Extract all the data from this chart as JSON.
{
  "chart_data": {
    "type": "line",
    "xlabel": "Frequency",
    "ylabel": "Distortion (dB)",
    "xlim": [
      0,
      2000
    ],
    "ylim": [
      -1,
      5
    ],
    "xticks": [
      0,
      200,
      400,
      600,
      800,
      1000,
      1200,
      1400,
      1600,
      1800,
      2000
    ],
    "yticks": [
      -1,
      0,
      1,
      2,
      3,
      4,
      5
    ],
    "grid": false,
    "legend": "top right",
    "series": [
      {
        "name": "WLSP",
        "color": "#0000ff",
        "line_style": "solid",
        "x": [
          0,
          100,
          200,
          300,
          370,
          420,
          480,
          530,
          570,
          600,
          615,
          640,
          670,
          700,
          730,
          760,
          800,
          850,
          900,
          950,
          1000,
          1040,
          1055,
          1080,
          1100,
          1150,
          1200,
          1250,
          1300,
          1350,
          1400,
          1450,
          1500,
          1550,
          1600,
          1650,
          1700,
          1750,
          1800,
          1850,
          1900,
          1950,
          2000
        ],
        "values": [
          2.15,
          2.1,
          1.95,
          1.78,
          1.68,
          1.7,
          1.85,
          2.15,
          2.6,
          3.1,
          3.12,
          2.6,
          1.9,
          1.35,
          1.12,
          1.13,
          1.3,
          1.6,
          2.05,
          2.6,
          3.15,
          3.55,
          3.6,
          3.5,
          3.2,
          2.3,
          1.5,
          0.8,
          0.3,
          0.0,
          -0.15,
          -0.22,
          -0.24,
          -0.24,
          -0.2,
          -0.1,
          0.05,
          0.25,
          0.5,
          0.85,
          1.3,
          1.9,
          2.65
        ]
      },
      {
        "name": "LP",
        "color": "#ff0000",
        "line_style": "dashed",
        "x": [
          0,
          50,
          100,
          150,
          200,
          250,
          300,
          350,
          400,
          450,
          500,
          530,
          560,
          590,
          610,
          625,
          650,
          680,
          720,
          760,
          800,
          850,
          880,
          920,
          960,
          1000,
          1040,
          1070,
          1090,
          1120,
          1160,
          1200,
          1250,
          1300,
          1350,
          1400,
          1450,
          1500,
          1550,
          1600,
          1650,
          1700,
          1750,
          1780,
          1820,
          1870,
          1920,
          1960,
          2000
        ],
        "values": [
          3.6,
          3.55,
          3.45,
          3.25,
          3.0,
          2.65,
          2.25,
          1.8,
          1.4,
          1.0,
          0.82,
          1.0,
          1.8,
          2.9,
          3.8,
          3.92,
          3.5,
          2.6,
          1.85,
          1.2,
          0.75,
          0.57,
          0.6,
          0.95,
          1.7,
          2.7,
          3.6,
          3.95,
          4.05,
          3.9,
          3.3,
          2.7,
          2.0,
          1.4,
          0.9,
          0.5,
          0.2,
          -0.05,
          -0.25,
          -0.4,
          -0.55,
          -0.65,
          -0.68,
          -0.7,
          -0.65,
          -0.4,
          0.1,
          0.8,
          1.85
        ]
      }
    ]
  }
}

## WHAT YOU HAVE TO DO
Extract the complete set of records unchanged.

## CORRECT ANSWER
Extract all the data from this chart as JSON.
{
  "chart_data": {
    "type": "line",
    "xlabel": "Frequency",
    "ylabel": "Distortion (dB)",
    "xlim": [
      0,
      2000
    ],
    "ylim": [
      -1,
      5
    ],
    "xticks": [
      0,
      200,
      400,
      600,
      800,
      1000,
      1200,
      1400,
      1600,
      1800,
      2000
    ],
    "yticks": [
      -1,
      0,
      1,
      2,
      3,
      4,
      5
    ],
    "grid": false,
    "legend": "top right",
    "series": [
      {
        "name": "WLSP",
        "color": "#0000ff",
        "line_style": "solid",
        "x": [
          0,
          100,
          200,
          300,
          370,
          420,
          480,
          530,
          570,
          600,
          615,
          640,
          670,
          700,
          730,
          760,
          800,
          850,
          900,
          950,
          1000,
          1040,
          1055,
          1080,
          1100,
          1150,
          1200,
          1250,
          1300,
          1350,
          1400,
          1450,
          1500,
          1550,
          1600,
          1650,
          1700,
          1750,
          1800,
          1850,
          1900,
          1950,
          2000
        ],
        "values": [
          2.15,
          2.1,
          1.95,
          1.78,
          1.68,
          1.7,
          1.85,
          2.15,
          2.6,
          3.1,
          3.12,
          2.6,
          1.9,
          1.35,
          1.12,
          1.13,
          1.3,
          1.6,
          2.05,
          2.6,
          3.15,
          3.55,
          3.6,
          3.5,
          3.2,
          2.3,
          1.5,
          0.8,
          0.3,
          0.0,
          -0.15,
          -0.22,
          -0.24,
          -0.24,
          -0.2,
          -0.1,
          0.05,
          0.25,
          0.5,
          0.85,
          1.3,
          1.9,
          2.65
        ]
      },
      {
        "name": "LP",
        "color": "#ff0000",
        "line_style": "dashed",
        "x": [
          0,
          50,
          100,
          150,
          200,
          250,
          300,
          350,
          400,
          450,
          500,
          530,
          560,
          590,
          610,
          625,
          650,
          680,
          720,
          760,
          800,
          850,
          880,
          920,
          960,
          1000,
          1040,
          1070,
          1090,
          1120,
          1160,
          1200,
          1250,
          1300,
          1350,
          1400,
          1450,
          1500,
          1550,
          1600,
          1650,
          1700,
          1750,
          1780,
          1820,
          1870,
          1920,
          1960,
          2000
        ],
        "values": [
          3.6,
          3.55,
          3.45,
          3.25,
          3.0,
          2.65,
          2.25,
          1.8,
          1.4,
          1.0,
          0.82,
          1.0,
          1.8,
          2.9,
          3.8,
          3.92,
          3.5,
          2.6,
          1.85,
          1.2,
          0.75,
          0.57,
          0.6,
          0.95,
          1.7,
          2.7,
          3.6,
          3.95,
          4.05,
          3.9,
          3.3,
          2.7,
          2.0,
          1.4,
          0.9,
          0.5,
          0.2,
          -0.05,
          -0.25,
          -0.4,
          -0.55,
          -0.65,
          -0.68,
          -0.7,
          -0.65,
          -0.4,
          0.1,
          0.8,
          1.85
        ]
      }
    ]
  }
}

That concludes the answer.